- _YOUR GOAL_
Go over the entries below line by line, copying each one that contains the word "label".

[Rows from a figure dataset]

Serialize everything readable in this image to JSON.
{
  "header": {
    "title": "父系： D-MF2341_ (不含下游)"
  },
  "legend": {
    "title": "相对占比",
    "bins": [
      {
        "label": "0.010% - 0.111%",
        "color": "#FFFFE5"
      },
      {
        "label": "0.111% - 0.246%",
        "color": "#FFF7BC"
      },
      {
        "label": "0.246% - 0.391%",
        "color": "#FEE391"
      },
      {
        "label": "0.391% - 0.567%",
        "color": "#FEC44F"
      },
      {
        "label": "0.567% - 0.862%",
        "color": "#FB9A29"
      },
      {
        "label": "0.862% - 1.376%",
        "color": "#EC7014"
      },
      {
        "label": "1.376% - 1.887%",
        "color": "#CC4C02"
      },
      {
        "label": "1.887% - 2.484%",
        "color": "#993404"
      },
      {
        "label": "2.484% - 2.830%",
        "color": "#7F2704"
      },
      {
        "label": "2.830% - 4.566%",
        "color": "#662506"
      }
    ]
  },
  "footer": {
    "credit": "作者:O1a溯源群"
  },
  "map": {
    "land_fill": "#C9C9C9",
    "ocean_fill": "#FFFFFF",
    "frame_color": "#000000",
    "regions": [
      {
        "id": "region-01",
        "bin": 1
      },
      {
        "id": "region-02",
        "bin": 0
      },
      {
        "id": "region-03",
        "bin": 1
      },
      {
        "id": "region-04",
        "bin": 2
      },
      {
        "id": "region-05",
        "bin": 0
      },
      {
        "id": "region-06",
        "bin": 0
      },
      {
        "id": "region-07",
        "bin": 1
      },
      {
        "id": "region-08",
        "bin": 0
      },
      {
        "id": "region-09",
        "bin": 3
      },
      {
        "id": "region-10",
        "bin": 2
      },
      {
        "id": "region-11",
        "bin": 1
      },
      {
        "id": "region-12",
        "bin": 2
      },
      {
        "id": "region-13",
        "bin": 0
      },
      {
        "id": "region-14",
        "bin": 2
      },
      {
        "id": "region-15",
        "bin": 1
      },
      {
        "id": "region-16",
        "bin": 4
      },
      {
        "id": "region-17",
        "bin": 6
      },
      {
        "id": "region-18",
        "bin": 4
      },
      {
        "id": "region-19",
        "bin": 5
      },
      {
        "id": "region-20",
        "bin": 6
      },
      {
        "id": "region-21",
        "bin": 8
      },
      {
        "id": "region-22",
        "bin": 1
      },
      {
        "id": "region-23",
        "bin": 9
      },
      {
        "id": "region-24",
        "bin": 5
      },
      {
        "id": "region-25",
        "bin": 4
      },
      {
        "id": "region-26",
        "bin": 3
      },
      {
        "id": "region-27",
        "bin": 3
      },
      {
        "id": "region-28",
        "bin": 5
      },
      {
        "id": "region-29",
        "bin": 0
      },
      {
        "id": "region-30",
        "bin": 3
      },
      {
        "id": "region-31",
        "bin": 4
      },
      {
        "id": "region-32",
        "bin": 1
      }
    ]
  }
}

- _EXERCISE RESPONSE_
        "label": "0.010% - 0.111%",
        "label": "0.111% - 0.246%",
        "label": "0.246% - 0.391%",
        "label": "0.391% - 0.567%",
        "label": "0.567% - 0.862%",
        "label": "0.862% - 1.376%",
        "label": "1.376% - 1.887%",
        "label": "1.887% - 2.484%",
        "label": "2.484% - 2.830%",
        "label": "2.830% - 4.566%",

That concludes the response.